BEGIN
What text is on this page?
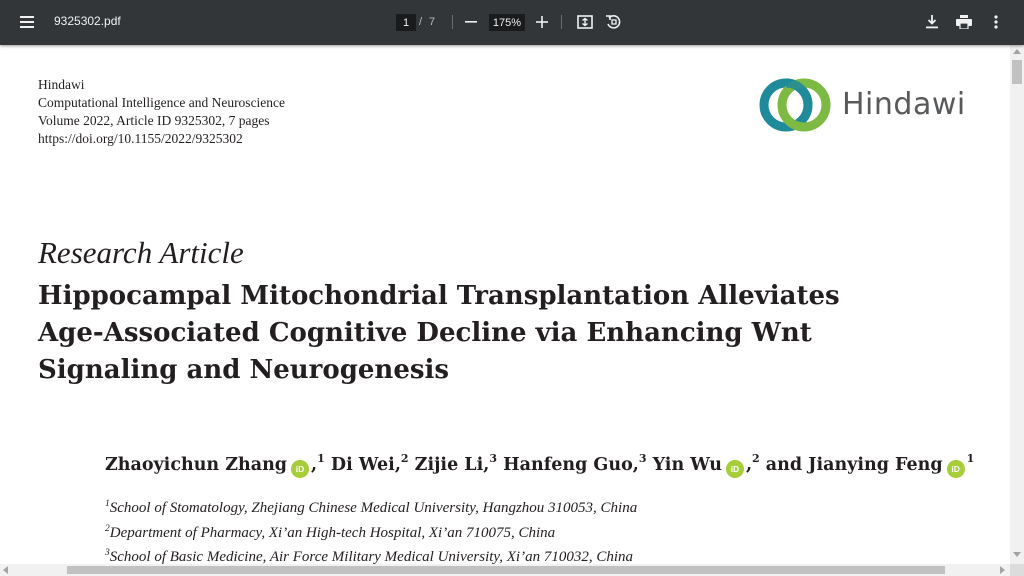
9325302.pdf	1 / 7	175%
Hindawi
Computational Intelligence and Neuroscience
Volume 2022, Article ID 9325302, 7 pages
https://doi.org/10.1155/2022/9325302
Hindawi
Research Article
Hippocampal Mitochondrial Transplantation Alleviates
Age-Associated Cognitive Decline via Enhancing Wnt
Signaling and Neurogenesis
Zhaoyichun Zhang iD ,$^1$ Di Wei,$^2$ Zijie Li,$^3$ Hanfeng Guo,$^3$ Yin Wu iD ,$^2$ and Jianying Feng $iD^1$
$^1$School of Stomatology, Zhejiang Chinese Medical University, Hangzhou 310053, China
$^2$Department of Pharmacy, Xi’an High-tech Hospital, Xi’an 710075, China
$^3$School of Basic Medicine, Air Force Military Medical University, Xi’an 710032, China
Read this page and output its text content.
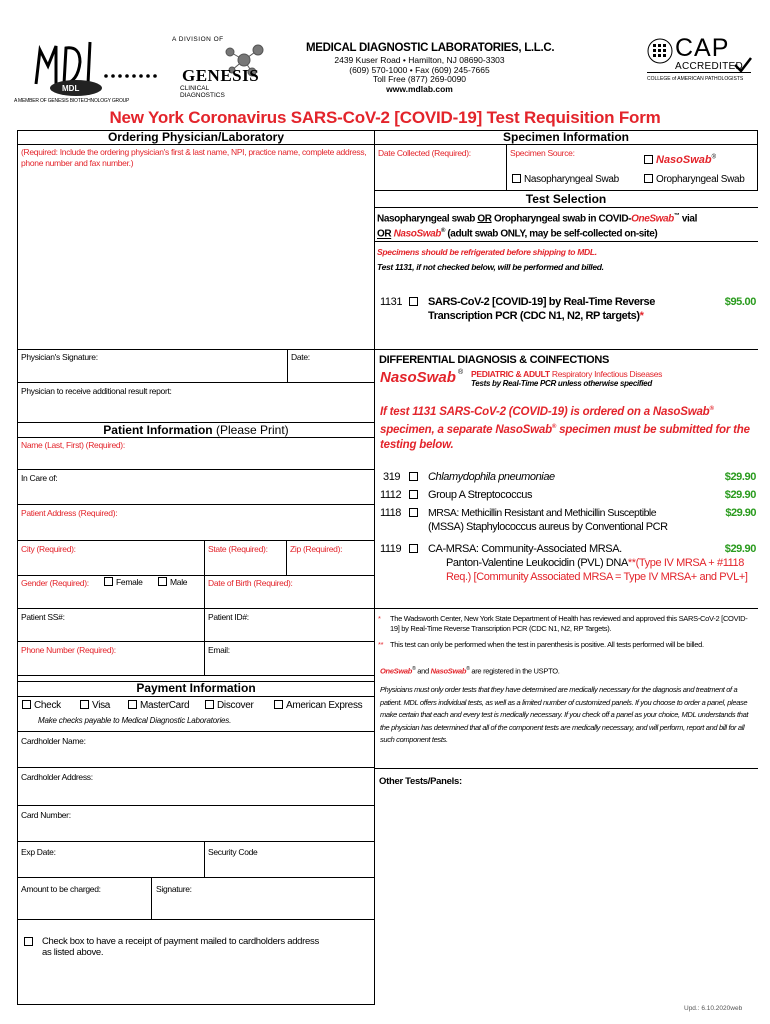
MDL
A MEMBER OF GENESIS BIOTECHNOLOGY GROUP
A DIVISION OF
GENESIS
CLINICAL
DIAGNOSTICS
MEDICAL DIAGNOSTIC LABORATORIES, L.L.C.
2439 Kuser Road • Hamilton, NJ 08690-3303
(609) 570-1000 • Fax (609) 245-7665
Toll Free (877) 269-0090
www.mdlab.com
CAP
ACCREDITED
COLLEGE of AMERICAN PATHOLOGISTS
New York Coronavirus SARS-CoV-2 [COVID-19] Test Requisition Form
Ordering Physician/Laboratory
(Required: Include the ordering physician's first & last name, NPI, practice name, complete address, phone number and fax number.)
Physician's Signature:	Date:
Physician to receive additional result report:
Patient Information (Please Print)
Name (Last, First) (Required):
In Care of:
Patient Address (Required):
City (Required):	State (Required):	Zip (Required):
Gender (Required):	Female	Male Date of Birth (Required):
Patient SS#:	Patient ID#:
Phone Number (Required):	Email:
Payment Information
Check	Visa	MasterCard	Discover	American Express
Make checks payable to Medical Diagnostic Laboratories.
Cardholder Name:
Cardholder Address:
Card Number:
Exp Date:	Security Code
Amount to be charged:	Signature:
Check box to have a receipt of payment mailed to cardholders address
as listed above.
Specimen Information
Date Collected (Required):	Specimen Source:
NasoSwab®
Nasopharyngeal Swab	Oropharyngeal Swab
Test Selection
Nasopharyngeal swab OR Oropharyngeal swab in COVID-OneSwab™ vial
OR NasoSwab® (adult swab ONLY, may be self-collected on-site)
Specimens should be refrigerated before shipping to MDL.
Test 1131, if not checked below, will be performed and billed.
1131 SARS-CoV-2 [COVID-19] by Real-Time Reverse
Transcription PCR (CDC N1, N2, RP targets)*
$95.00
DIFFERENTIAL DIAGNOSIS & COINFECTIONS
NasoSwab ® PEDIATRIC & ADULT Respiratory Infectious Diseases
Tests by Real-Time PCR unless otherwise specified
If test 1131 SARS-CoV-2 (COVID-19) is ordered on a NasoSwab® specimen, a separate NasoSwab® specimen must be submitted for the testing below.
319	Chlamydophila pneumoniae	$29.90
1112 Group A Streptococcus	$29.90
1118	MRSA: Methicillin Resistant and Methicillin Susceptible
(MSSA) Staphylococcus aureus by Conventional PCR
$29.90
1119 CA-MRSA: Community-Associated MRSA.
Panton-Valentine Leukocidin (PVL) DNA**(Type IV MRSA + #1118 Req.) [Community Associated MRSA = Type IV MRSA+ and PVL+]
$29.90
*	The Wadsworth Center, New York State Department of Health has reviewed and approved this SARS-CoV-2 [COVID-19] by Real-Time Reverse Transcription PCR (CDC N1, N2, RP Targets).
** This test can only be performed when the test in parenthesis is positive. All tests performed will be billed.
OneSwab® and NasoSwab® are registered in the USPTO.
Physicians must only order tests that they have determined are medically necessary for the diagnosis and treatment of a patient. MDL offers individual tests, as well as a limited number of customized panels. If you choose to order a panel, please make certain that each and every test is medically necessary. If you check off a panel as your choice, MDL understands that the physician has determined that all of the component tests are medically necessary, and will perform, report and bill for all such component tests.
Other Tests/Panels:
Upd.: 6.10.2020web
END
BEGIN
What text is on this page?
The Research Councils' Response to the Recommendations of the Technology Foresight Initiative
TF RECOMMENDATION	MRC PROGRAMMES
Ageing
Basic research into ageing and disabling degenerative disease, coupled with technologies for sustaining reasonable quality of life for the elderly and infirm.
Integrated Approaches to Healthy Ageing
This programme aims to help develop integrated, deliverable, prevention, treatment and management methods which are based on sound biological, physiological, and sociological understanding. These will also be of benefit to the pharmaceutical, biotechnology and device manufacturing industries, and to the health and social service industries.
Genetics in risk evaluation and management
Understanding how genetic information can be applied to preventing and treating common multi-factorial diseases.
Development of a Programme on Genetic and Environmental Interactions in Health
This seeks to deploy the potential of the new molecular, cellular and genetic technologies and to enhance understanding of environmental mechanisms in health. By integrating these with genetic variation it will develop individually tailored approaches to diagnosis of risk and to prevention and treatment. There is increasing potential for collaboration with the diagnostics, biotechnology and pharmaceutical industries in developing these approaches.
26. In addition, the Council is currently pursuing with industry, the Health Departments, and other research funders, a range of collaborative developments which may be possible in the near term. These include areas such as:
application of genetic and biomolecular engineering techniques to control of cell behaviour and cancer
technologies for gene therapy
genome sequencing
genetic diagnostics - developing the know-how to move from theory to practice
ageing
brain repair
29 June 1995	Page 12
END
BEGIN
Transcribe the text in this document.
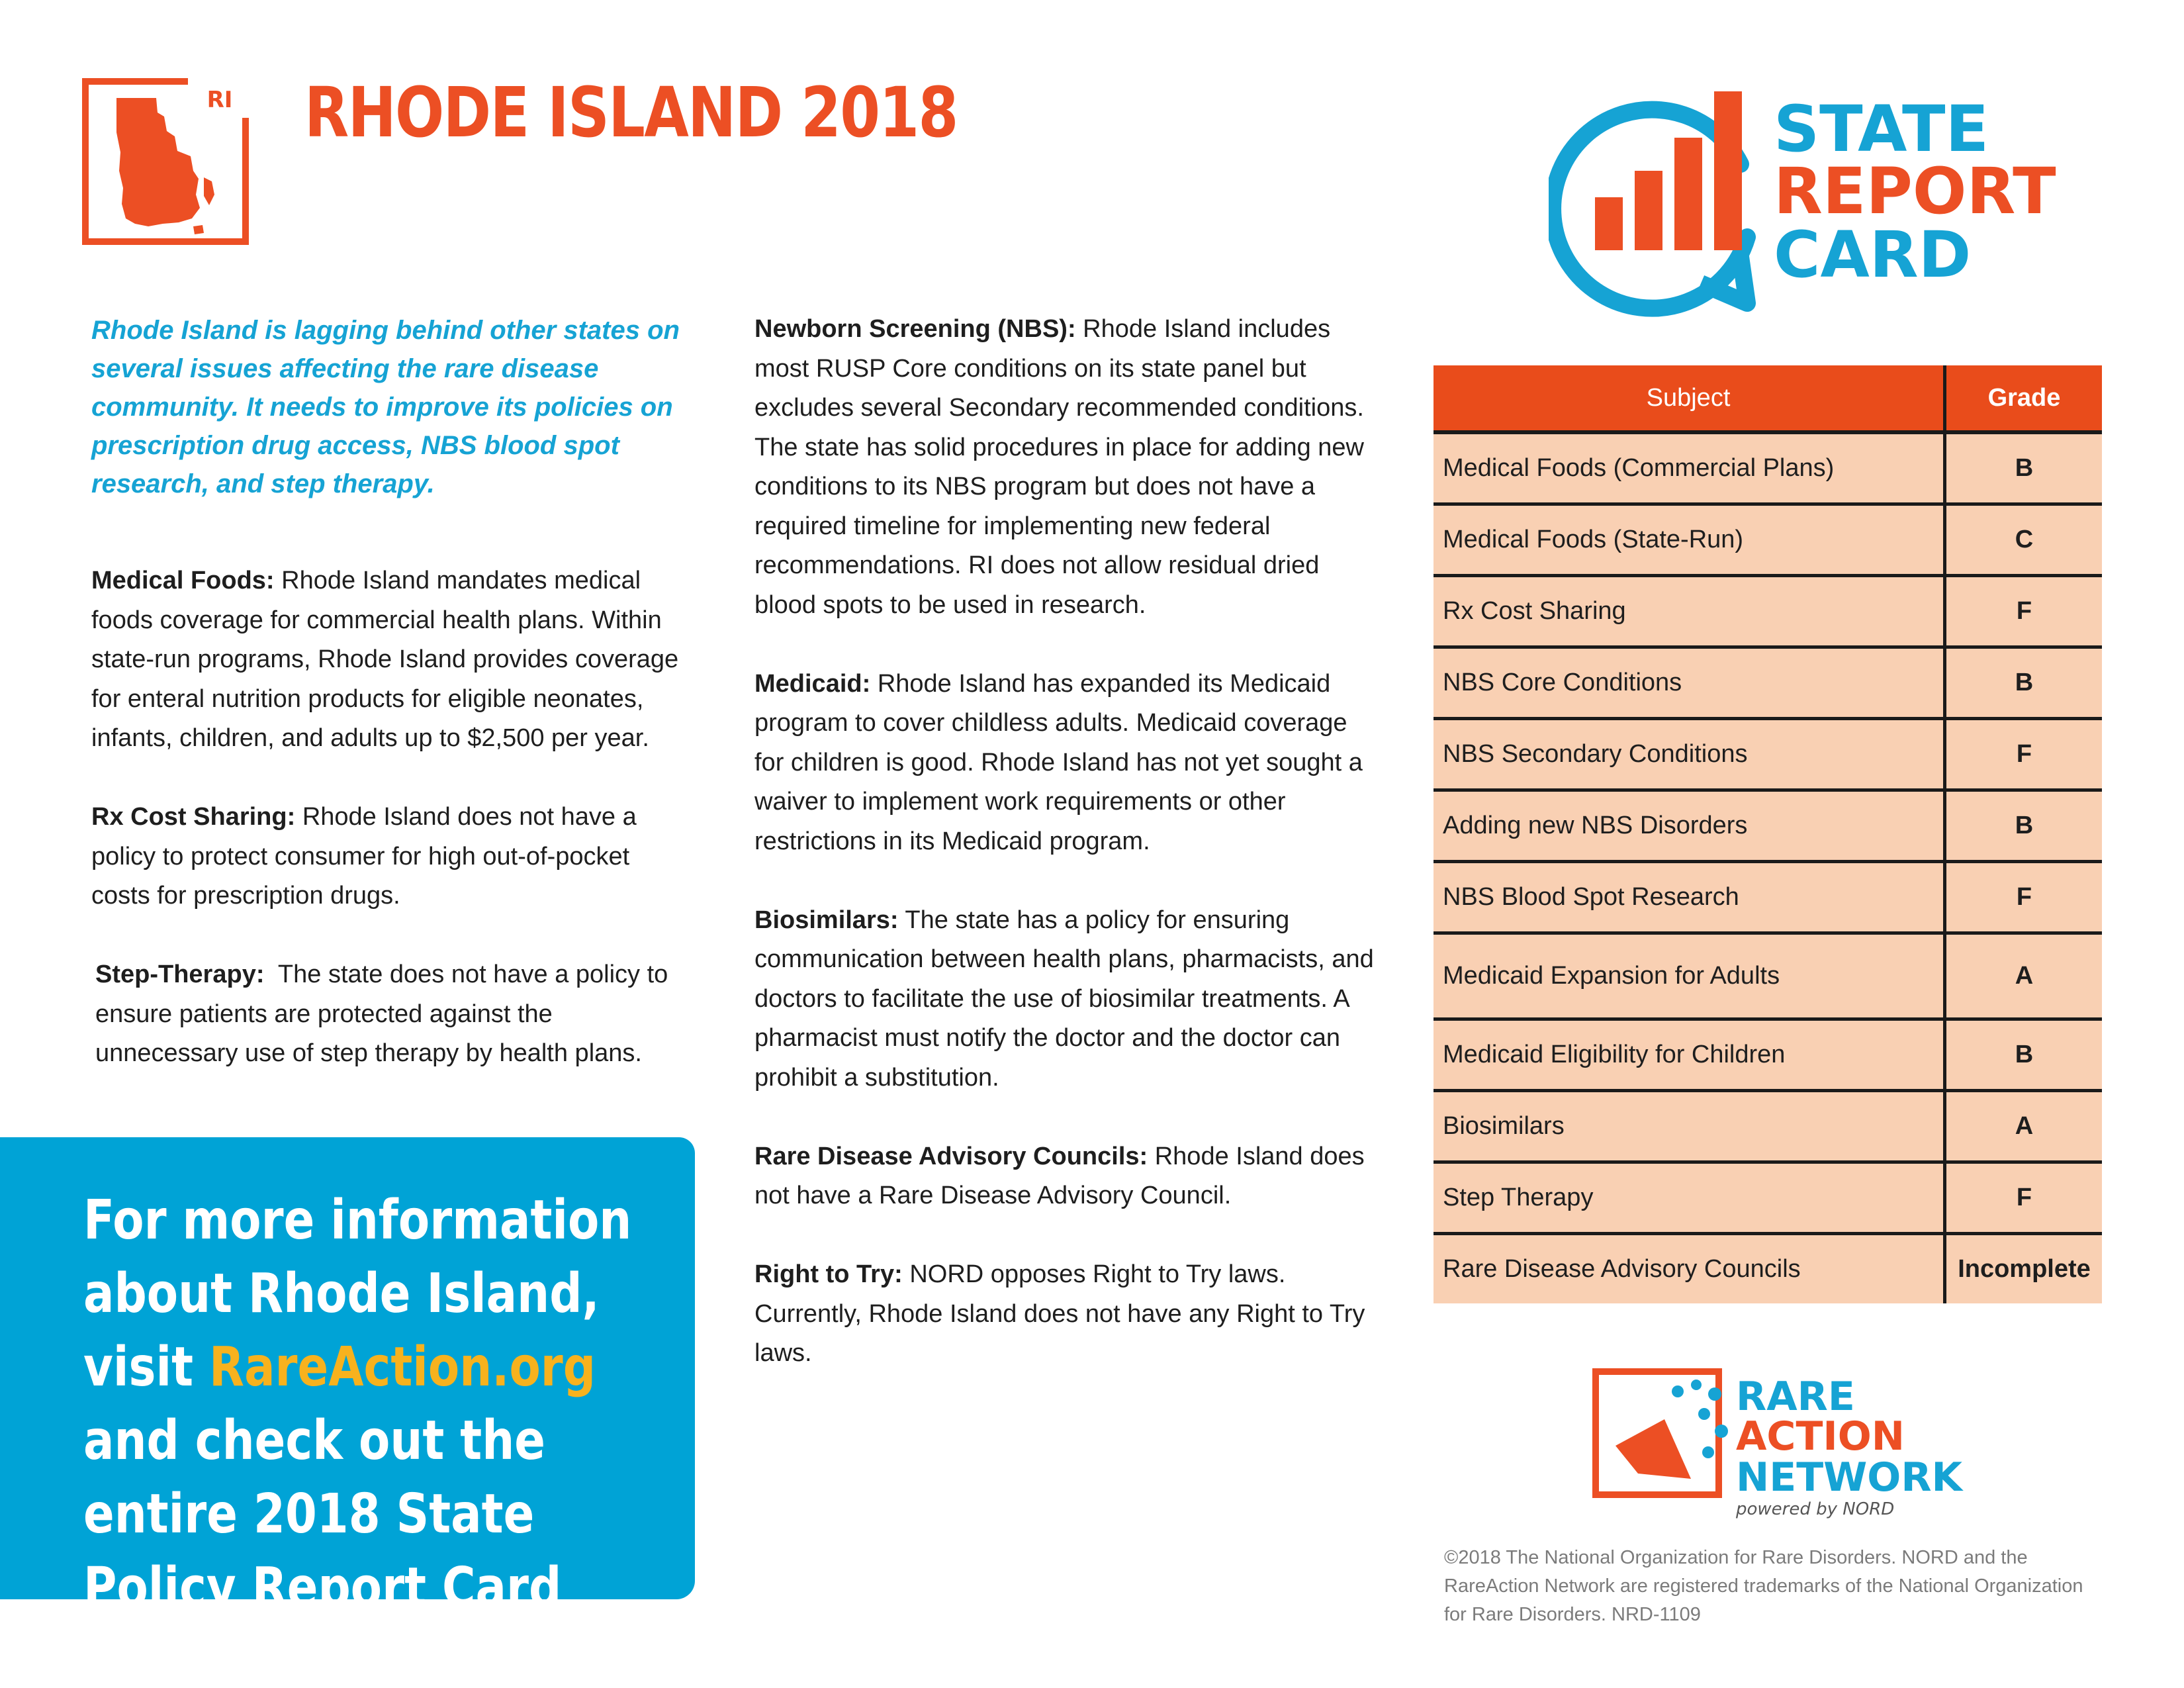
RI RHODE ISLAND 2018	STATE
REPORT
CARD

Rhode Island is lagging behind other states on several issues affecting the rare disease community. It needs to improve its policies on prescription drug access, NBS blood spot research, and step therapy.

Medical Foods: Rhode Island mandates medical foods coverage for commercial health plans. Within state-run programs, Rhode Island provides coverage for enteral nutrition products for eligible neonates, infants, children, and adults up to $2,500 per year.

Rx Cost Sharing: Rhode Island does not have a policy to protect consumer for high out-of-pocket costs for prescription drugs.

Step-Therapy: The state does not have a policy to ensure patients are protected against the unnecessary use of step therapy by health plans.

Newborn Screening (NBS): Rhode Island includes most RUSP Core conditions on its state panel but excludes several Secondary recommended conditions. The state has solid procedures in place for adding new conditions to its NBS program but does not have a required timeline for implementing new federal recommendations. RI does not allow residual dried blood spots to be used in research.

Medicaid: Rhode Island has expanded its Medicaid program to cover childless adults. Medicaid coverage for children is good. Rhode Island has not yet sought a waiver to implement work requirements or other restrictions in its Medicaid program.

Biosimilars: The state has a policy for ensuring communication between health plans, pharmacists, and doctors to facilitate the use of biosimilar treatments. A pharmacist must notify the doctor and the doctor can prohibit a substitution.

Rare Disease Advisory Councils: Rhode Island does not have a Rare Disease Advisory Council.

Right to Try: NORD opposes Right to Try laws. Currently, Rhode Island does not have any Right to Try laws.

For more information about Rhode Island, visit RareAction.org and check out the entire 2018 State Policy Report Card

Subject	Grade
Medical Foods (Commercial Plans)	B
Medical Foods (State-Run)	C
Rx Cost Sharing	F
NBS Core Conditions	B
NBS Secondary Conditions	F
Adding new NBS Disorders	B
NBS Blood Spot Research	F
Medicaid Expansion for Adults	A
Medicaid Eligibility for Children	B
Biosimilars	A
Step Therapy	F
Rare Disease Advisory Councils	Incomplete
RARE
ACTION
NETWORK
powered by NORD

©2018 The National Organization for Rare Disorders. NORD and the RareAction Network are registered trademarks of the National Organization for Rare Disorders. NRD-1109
END
In the listing above, find each line containing "Secondary" and copy it.

◆ **The answer**
Newborn Screening (NBS): Rhode Island includes most RUSP Core conditions on its state panel but excludes several Secondary recommended conditions. The state has solid procedures in place for adding new conditions to its NBS program but does not have a required timeline for implementing new federal recommendations. RI does not allow residual dried blood spots to be used in research.
NBS Secondary Conditions	F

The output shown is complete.